----- Exercise materials
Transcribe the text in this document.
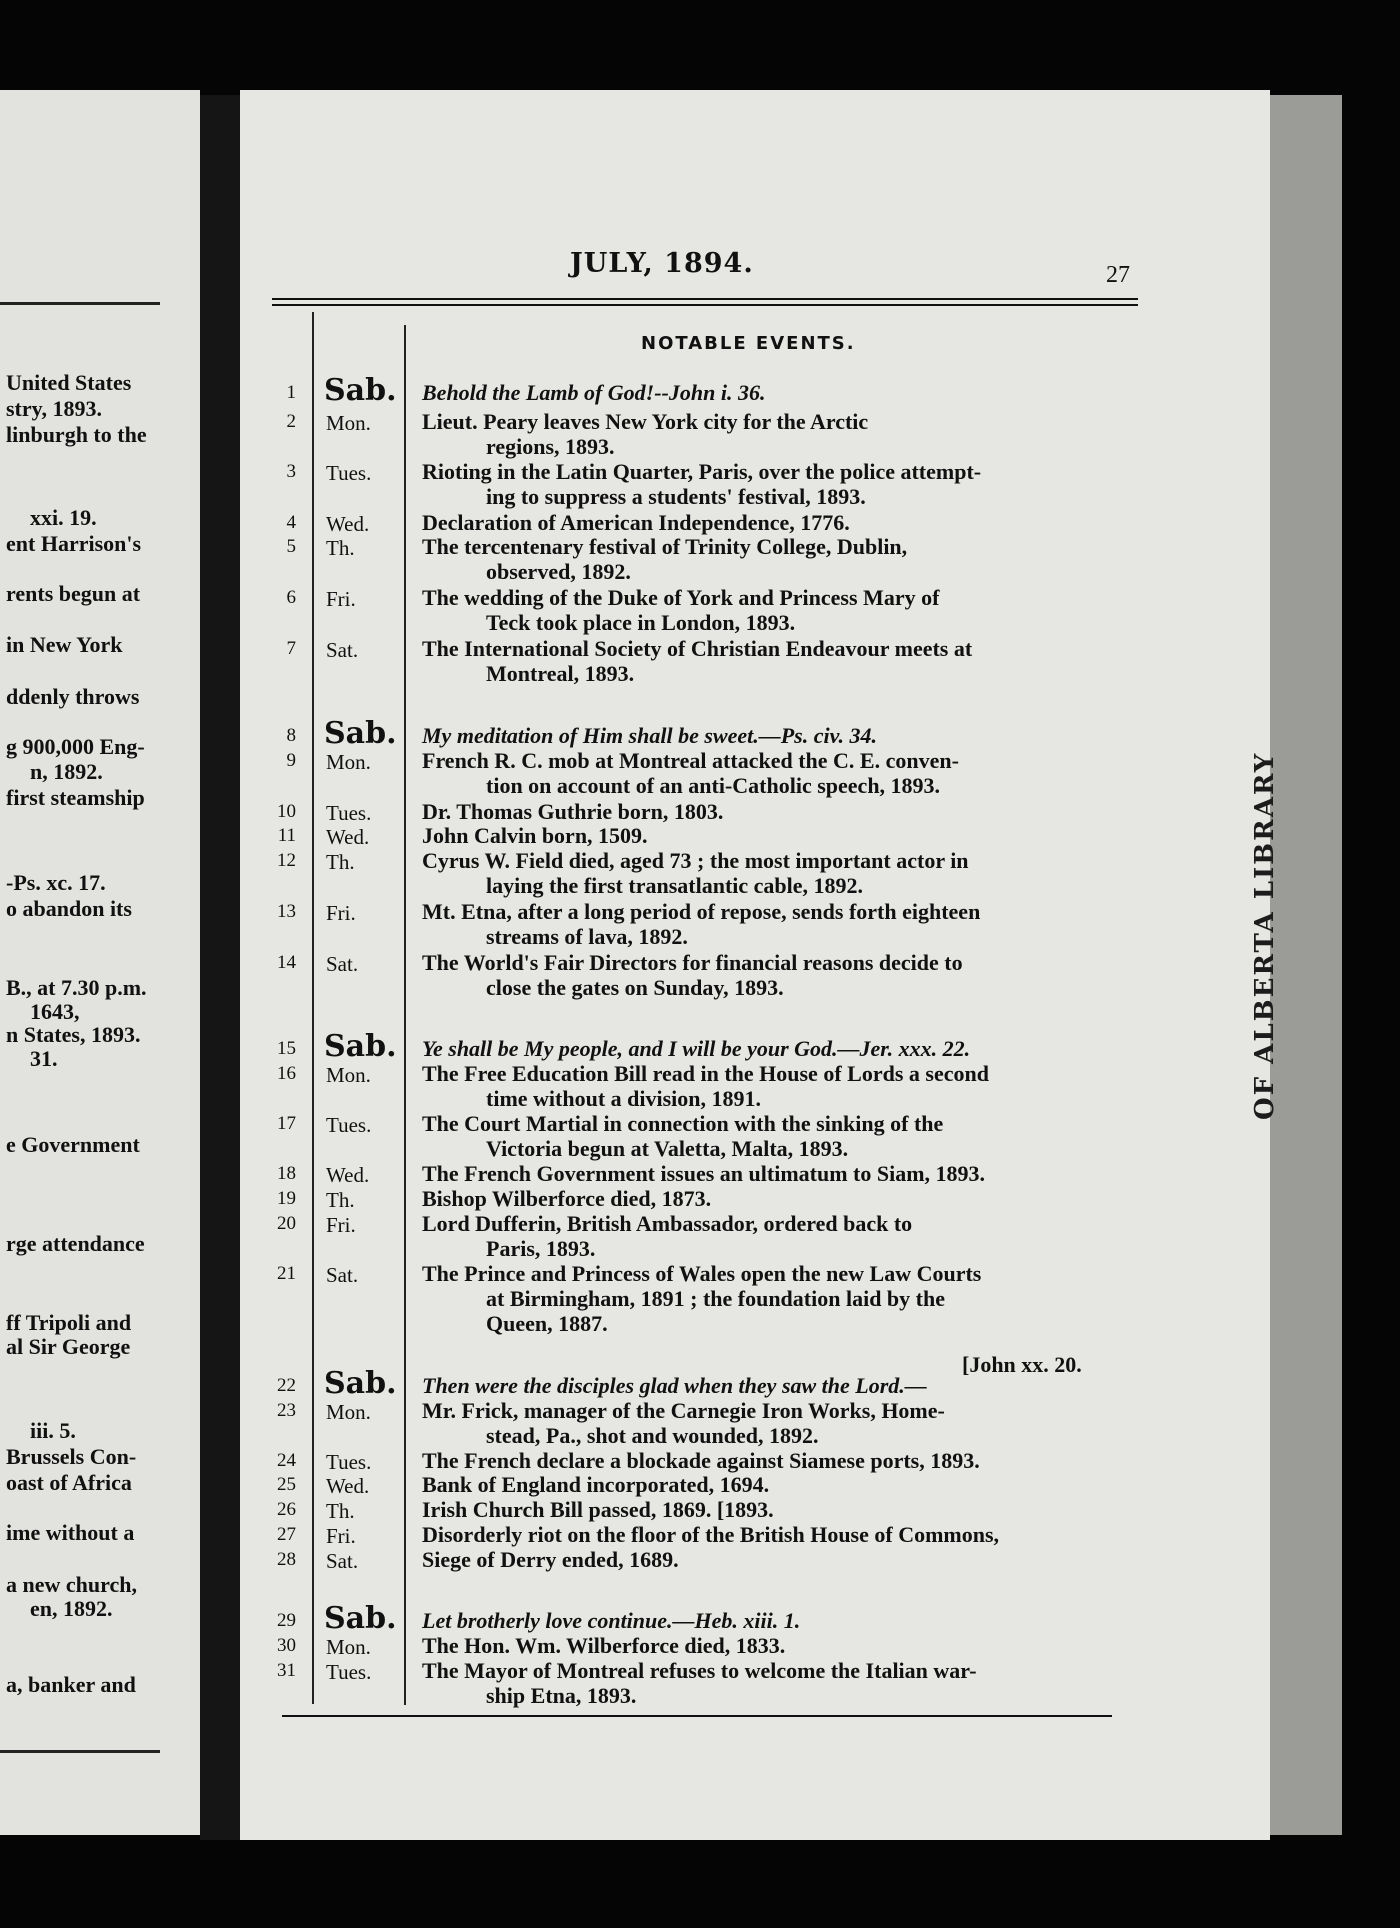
United States
stry, 1893.
linburgh to the
xxi. 19.
ent Harrison's
rents begun at
in New York
ddenly throws
g 900,000 Eng-
n, 1892.
first steamship
-Ps. xc. 17.
o abandon its
B., at 7.30 p.m.
1643,
n States, 1893.
31.
e Government
rge attendance
ff Tripoli and
al Sir George
iii. 5.
Brussels Con-
oast of Africa
ime without a
a new church,
en, 1892.
a, banker and
OF ALBERTA LIBRARY
JULY, 1894.	27
NOTABLE EVENTS.
1 Sab. Behold the Lamb of God!--John i. 36.
2 Mon. Lieut. Peary leaves New York city for the Arctic
regions, 1893.
3 Tues. Rioting in the Latin Quarter, Paris, over the police attempt-
ing to suppress a students' festival, 1893.
4 Wed. Declaration of American Independence, 1776.
5 Th.	The tercentenary festival of Trinity College, Dublin,
observed, 1892.
6 Fri.	The wedding of the Duke of York and Princess Mary of
Teck took place in London, 1893.
7 Sat.	The International Society of Christian Endeavour meets at
Montreal, 1893.
8 Sab. My meditation of Him shall be sweet.—Ps. civ. 34.
9 Mon. French R. C. mob at Montreal attacked the C. E. conven-
tion on account of an anti-Catholic speech, 1893.
10 Tues. Dr. Thomas Guthrie born, 1803.
11 Wed. John Calvin born, 1509.
12 Th.	Cyrus W. Field died, aged 73 ; the most important actor in
laying the first transatlantic cable, 1892.
13 Fri.	Mt. Etna, after a long period of repose, sends forth eighteen
streams of lava, 1892.
14 Sat.	The World's Fair Directors for financial reasons decide to
close the gates on Sunday, 1893.
15 Sab. Ye shall be My people, and I will be your God.—Jer. xxx. 22.
16 Mon. The Free Education Bill read in the House of Lords a second
time without a division, 1891.
17 Tues. The Court Martial in connection with the sinking of the
Victoria begun at Valetta, Malta, 1893.
18 Wed. The French Government issues an ultimatum to Siam, 1893.
19 Th.	Bishop Wilberforce died, 1873.
20 Fri.	Lord Dufferin, British Ambassador, ordered back to
Paris, 1893.
21 Sat.	The Prince and Princess of Wales open the new Law Courts
at Birmingham, 1891 ; the foundation laid by the
Queen, 1887.
22 Sab. Then were the disciples glad when they saw the Lord.—
23 Mon. Mr. Frick, manager of the Carnegie Iron Works, Home-
stead, Pa., shot and wounded, 1892.
24 Tues. The French declare a blockade against Siamese ports, 1893.
25 Wed. Bank of England incorporated, 1694.
26 Th.	Irish Church Bill passed, 1869. [1893.
27 Fri.	Disorderly riot on the floor of the British House of Commons,
28 Sat.	Siege of Derry ended, 1689.
29 Sab. Let brotherly love continue.—Heb. xiii. 1.
30 Mon. The Hon. Wm. Wilberforce died, 1833.
31 Tues. The Mayor of Montreal refuses to welcome the Italian war-
ship Etna, 1893.
[John xx. 20.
----------
Each record above must be returned exactly as written, with its pictures omitted.

Transcribe the text in this document.
United States
stry, 1893.
linburgh to the
xxi. 19.
ent Harrison's
rents begun at
in New York
ddenly throws
g 900,000 Eng-
n, 1892.
first steamship
-Ps. xc. 17.
o abandon its
B., at 7.30 p.m.
1643,
n States, 1893.
31.
e Government
rge attendance
ff Tripoli and
al Sir George
iii. 5.
Brussels Con-
oast of Africa
ime without a
a new church,
en, 1892.
a, banker and
OF ALBERTA LIBRARY
JULY, 1894.	27
NOTABLE EVENTS.
1 Sab. Behold the Lamb of God!--John i. 36.
2 Mon. Lieut. Peary leaves New York city for the Arctic
regions, 1893.
3 Tues. Rioting in the Latin Quarter, Paris, over the police attempt-
ing to suppress a students' festival, 1893.
4 Wed. Declaration of American Independence, 1776.
5 Th.	The tercentenary festival of Trinity College, Dublin,
observed, 1892.
6 Fri.	The wedding of the Duke of York and Princess Mary of
Teck took place in London, 1893.
7 Sat.	The International Society of Christian Endeavour meets at
Montreal, 1893.
8 Sab. My meditation of Him shall be sweet.—Ps. civ. 34.
9 Mon. French R. C. mob at Montreal attacked the C. E. conven-
tion on account of an anti-Catholic speech, 1893.
10 Tues. Dr. Thomas Guthrie born, 1803.
11 Wed. John Calvin born, 1509.
12 Th.	Cyrus W. Field died, aged 73 ; the most important actor in
laying the first transatlantic cable, 1892.
13 Fri.	Mt. Etna, after a long period of repose, sends forth eighteen
streams of lava, 1892.
14 Sat.	The World's Fair Directors for financial reasons decide to
close the gates on Sunday, 1893.
15 Sab. Ye shall be My people, and I will be your God.—Jer. xxx. 22.
16 Mon. The Free Education Bill read in the House of Lords a second
time without a division, 1891.
17 Tues. The Court Martial in connection with the sinking of the
Victoria begun at Valetta, Malta, 1893.
18 Wed. The French Government issues an ultimatum to Siam, 1893.
19 Th.	Bishop Wilberforce died, 1873.
20 Fri.	Lord Dufferin, British Ambassador, ordered back to
Paris, 1893.
21 Sat.	The Prince and Princess of Wales open the new Law Courts
at Birmingham, 1891 ; the foundation laid by the
Queen, 1887.
22 Sab. Then were the disciples glad when they saw the Lord.—
23 Mon. Mr. Frick, manager of the Carnegie Iron Works, Home-
stead, Pa., shot and wounded, 1892.
24 Tues. The French declare a blockade against Siamese ports, 1893.
25 Wed. Bank of England incorporated, 1694.
26 Th.	Irish Church Bill passed, 1869. [1893.
27 Fri.	Disorderly riot on the floor of the British House of Commons,
28 Sat.	Siege of Derry ended, 1689.
29 Sab. Let brotherly love continue.—Heb. xiii. 1.
30 Mon. The Hon. Wm. Wilberforce died, 1833.
31 Tues. The Mayor of Montreal refuses to welcome the Italian war-
ship Etna, 1893.
[John xx. 20.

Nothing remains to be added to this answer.